[STORED ROWS]
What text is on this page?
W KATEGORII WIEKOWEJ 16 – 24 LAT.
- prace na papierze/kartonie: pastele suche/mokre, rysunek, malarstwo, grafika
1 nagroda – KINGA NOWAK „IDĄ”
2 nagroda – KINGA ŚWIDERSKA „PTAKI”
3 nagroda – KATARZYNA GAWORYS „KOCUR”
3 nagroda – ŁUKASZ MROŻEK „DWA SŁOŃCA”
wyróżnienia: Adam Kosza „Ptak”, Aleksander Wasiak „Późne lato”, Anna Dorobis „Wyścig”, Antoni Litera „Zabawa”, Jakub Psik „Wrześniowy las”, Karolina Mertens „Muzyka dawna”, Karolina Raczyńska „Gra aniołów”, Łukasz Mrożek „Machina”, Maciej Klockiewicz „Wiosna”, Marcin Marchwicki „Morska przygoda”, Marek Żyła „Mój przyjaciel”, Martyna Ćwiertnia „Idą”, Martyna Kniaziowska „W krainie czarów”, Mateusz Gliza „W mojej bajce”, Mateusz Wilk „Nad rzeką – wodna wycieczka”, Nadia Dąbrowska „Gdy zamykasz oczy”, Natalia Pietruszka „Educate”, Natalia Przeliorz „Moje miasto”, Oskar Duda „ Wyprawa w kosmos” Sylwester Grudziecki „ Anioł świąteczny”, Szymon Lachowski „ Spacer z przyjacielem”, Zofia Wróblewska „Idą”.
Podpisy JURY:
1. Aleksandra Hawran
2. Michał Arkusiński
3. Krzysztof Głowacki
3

[SET EXERCISE]
From the records above, extract each line exactly as shown.

[EXERCISE OUTPUT]
What text is on this page?
W KATEGORII WIEKOWEJ 16 – 24 LAT.
- prace na papierze/kartonie: pastele suche/mokre, rysunek, malarstwo, grafika
1 nagroda – KINGA NOWAK „IDĄ”
2 nagroda – KINGA ŚWIDERSKA „PTAKI”
3 nagroda – KATARZYNA GAWORYS „KOCUR”
3 nagroda – ŁUKASZ MROŻEK „DWA SŁOŃCA”
wyróżnienia: Adam Kosza „Ptak”, Aleksander Wasiak „Późne lato”, Anna Dorobis „Wyścig”, Antoni Litera „Zabawa”, Jakub Psik „Wrześniowy las”, Karolina Mertens „Muzyka dawna”, Karolina Raczyńska „Gra aniołów”, Łukasz Mrożek „Machina”, Maciej Klockiewicz „Wiosna”, Marcin Marchwicki „Morska przygoda”, Marek Żyła „Mój przyjaciel”, Martyna Ćwiertnia „Idą”, Martyna Kniaziowska „W krainie czarów”, Mateusz Gliza „W mojej bajce”, Mateusz Wilk „Nad rzeką – wodna wycieczka”, Nadia Dąbrowska „Gdy zamykasz oczy”, Natalia Pietruszka „Educate”, Natalia Przeliorz „Moje miasto”, Oskar Duda „ Wyprawa w kosmos” Sylwester Grudziecki „ Anioł świąteczny”, Szymon Lachowski „ Spacer z przyjacielem”, Zofia Wróblewska „Idą”.
Podpisy JURY:
1. Aleksandra Hawran
2. Michał Arkusiński
3. Krzysztof Głowacki
3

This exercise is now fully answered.